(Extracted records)
********************

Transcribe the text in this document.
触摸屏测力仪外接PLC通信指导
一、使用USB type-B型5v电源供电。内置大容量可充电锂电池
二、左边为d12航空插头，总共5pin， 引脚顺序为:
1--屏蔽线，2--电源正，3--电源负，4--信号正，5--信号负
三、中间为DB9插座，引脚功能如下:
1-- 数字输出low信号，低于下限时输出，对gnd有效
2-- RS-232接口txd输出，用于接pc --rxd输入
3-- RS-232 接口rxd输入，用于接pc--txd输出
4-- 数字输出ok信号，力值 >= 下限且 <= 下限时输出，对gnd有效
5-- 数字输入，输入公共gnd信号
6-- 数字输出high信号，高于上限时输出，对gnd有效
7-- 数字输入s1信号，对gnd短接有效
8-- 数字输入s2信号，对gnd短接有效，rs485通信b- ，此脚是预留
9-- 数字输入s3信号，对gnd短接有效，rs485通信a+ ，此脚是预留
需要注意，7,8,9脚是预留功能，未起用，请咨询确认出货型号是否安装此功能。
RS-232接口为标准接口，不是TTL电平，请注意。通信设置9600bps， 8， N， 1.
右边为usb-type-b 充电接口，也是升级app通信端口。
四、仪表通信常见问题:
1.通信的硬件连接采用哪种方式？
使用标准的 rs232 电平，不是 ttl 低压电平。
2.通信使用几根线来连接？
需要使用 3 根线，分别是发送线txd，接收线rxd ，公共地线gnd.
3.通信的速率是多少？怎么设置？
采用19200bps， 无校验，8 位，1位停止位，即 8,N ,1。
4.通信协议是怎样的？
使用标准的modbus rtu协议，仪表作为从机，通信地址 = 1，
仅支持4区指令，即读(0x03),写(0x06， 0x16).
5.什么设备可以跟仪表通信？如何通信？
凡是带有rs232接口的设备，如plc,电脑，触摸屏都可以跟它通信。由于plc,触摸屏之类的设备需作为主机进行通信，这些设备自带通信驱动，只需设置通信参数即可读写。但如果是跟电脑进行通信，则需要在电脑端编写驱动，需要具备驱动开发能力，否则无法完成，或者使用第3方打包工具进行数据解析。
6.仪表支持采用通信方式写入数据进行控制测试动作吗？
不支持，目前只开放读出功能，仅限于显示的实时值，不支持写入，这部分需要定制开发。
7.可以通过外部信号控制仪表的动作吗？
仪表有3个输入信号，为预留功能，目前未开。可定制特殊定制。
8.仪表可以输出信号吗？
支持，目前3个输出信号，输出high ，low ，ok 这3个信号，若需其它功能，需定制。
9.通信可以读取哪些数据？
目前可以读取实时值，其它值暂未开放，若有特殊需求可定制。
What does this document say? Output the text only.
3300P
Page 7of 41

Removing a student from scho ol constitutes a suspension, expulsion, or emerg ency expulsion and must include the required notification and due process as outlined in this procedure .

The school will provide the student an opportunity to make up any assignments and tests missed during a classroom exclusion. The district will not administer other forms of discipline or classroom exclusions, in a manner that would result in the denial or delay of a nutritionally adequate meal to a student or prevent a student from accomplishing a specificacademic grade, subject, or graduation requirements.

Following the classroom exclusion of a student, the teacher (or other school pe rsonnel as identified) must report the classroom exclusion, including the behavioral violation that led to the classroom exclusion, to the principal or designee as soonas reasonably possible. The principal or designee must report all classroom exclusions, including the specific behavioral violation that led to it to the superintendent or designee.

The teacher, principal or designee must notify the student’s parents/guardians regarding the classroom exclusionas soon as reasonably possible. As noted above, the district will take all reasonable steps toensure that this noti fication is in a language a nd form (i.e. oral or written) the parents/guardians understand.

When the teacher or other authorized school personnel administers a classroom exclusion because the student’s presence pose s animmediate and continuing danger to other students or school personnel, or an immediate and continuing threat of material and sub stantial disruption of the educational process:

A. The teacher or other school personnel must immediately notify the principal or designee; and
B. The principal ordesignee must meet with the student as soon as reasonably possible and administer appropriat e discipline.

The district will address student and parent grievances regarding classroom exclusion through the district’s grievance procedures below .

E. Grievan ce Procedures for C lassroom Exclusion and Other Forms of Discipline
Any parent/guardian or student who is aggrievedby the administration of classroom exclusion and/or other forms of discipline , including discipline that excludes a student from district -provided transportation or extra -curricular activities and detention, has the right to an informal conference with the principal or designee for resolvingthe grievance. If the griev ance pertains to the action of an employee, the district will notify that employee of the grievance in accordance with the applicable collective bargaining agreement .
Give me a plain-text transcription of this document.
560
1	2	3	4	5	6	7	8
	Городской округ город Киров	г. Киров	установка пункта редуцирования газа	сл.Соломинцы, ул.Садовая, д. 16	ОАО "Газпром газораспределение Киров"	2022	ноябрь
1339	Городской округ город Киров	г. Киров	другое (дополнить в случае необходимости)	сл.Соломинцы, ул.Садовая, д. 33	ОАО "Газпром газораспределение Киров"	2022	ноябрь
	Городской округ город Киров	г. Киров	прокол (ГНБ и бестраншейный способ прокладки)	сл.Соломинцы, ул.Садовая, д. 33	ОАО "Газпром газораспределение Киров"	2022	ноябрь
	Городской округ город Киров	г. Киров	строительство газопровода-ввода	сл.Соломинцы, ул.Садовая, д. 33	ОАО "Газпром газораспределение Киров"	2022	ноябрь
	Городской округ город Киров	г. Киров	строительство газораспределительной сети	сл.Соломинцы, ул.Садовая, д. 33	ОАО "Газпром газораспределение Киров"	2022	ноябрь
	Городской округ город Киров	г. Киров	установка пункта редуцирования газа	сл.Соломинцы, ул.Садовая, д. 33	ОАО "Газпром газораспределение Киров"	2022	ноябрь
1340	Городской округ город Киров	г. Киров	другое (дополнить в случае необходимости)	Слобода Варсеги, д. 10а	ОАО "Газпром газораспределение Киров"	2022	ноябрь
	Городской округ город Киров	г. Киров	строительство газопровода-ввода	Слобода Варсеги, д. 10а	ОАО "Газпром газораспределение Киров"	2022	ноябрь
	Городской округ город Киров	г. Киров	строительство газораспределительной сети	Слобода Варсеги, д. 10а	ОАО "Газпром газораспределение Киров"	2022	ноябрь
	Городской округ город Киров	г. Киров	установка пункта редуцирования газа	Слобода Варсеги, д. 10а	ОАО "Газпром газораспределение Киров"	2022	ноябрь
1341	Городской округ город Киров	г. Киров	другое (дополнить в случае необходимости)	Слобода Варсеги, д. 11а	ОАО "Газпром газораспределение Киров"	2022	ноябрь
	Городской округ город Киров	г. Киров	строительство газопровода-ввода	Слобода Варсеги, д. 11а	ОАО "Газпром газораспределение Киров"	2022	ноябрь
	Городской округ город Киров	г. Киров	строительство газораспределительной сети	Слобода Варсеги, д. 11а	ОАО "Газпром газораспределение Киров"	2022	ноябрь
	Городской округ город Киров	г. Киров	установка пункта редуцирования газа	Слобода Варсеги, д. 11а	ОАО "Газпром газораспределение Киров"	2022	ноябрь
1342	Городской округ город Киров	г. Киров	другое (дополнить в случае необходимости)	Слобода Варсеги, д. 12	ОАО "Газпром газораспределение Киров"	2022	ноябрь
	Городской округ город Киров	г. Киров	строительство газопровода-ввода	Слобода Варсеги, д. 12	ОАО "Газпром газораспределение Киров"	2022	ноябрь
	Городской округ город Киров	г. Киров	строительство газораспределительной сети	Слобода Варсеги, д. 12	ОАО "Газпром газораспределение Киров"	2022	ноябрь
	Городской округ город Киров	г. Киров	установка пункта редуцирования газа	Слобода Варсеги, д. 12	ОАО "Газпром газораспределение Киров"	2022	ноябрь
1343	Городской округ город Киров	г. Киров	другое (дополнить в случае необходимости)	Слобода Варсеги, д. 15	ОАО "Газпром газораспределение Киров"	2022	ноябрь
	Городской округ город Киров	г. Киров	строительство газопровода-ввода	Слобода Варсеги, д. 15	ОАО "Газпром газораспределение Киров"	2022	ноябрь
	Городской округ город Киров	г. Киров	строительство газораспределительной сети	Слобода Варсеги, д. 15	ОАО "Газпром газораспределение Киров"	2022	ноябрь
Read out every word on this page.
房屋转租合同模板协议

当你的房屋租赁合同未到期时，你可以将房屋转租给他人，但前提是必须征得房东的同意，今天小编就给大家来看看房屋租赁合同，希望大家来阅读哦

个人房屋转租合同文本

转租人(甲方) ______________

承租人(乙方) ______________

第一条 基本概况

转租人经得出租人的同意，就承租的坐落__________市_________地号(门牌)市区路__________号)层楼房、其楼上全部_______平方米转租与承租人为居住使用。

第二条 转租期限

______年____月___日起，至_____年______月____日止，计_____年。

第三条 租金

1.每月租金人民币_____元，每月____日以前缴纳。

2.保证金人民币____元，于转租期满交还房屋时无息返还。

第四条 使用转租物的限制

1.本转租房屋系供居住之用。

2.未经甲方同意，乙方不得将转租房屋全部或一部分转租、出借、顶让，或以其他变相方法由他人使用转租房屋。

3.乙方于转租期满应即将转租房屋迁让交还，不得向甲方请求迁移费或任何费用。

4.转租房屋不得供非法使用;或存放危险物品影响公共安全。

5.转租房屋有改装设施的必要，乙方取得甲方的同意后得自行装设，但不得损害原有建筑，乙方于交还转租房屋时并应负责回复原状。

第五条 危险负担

********************

#### Short exercise
Examine the entries and report how many of their lines contain the string "对gnd短接有效", giving no more than the number.

#### Exercise response
3